** start **

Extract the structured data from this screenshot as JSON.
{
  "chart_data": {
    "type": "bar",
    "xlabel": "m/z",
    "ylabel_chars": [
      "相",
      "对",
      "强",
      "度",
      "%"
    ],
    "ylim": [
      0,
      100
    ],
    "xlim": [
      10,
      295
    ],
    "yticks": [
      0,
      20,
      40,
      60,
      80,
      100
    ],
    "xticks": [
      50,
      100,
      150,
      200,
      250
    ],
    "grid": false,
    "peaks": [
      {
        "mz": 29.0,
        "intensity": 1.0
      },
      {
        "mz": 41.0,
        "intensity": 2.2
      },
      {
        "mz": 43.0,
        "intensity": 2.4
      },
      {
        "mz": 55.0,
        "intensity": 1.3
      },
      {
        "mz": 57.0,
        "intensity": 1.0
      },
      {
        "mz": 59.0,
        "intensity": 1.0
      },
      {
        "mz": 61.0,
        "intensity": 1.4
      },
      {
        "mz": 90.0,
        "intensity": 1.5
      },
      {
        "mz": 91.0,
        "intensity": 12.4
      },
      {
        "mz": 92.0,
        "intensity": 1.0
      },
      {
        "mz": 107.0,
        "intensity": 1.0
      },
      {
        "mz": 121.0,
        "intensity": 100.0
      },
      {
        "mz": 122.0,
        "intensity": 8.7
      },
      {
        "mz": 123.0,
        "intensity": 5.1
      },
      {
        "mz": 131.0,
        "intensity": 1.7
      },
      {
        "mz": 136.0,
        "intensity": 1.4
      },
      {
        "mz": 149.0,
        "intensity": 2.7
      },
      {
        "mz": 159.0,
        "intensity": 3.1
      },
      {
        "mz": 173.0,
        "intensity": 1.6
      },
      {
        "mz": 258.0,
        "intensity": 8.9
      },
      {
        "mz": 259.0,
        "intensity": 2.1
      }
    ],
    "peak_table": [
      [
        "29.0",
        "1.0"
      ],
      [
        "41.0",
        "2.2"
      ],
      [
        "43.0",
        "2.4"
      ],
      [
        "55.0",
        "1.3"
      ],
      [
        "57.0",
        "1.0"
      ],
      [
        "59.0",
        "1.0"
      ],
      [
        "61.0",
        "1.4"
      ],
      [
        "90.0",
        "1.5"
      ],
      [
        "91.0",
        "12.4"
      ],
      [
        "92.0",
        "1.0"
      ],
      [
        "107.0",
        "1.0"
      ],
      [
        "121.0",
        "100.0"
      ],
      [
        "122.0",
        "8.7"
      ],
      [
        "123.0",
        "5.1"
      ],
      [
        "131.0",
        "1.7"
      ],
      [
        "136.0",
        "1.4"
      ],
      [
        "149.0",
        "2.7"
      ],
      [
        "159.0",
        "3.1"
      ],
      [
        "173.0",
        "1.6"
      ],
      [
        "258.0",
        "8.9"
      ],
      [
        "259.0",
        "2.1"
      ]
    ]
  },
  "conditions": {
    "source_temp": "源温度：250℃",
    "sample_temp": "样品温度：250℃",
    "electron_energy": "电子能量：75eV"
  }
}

** end **

** GOAL OF THE EXERCISE **
Retype all the material above precisely, with no line left out.

** EXERCISE ANSWER **
Extract the structured data from this screenshot as JSON.
{
  "chart_data": {
    "type": "bar",
    "xlabel": "m/z",
    "ylabel_chars": [
      "相",
      "对",
      "强",
      "度",
      "%"
    ],
    "ylim": [
      0,
      100
    ],
    "xlim": [
      10,
      295
    ],
    "yticks": [
      0,
      20,
      40,
      60,
      80,
      100
    ],
    "xticks": [
      50,
      100,
      150,
      200,
      250
    ],
    "grid": false,
    "peaks": [
      {
        "mz": 29.0,
        "intensity": 1.0
      },
      {
        "mz": 41.0,
        "intensity": 2.2
      },
      {
        "mz": 43.0,
        "intensity": 2.4
      },
      {
        "mz": 55.0,
        "intensity": 1.3
      },
      {
        "mz": 57.0,
        "intensity": 1.0
      },
      {
        "mz": 59.0,
        "intensity": 1.0
      },
      {
        "mz": 61.0,
        "intensity": 1.4
      },
      {
        "mz": 90.0,
        "intensity": 1.5
      },
      {
        "mz": 91.0,
        "intensity": 12.4
      },
      {
        "mz": 92.0,
        "intensity": 1.0
      },
      {
        "mz": 107.0,
        "intensity": 1.0
      },
      {
        "mz": 121.0,
        "intensity": 100.0
      },
      {
        "mz": 122.0,
        "intensity": 8.7
      },
      {
        "mz": 123.0,
        "intensity": 5.1
      },
      {
        "mz": 131.0,
        "intensity": 1.7
      },
      {
        "mz": 136.0,
        "intensity": 1.4
      },
      {
        "mz": 149.0,
        "intensity": 2.7
      },
      {
        "mz": 159.0,
        "intensity": 3.1
      },
      {
        "mz": 173.0,
        "intensity": 1.6
      },
      {
        "mz": 258.0,
        "intensity": 8.9
      },
      {
        "mz": 259.0,
        "intensity": 2.1
      }
    ],
    "peak_table": [
      [
        "29.0",
        "1.0"
      ],
      [
        "41.0",
        "2.2"
      ],
      [
        "43.0",
        "2.4"
      ],
      [
        "55.0",
        "1.3"
      ],
      [
        "57.0",
        "1.0"
      ],
      [
        "59.0",
        "1.0"
      ],
      [
        "61.0",
        "1.4"
      ],
      [
        "90.0",
        "1.5"
      ],
      [
        "91.0",
        "12.4"
      ],
      [
        "92.0",
        "1.0"
      ],
      [
        "107.0",
        "1.0"
      ],
      [
        "121.0",
        "100.0"
      ],
      [
        "122.0",
        "8.7"
      ],
      [
        "123.0",
        "5.1"
      ],
      [
        "131.0",
        "1.7"
      ],
      [
        "136.0",
        "1.4"
      ],
      [
        "149.0",
        "2.7"
      ],
      [
        "159.0",
        "3.1"
      ],
      [
        "173.0",
        "1.6"
      ],
      [
        "258.0",
        "8.9"
      ],
      [
        "259.0",
        "2.1"
      ]
    ]
  },
  "conditions": {
    "source_temp": "源温度：250℃",
    "sample_temp": "样品温度：250℃",
    "electron_energy": "电子能量：75eV"
  }
}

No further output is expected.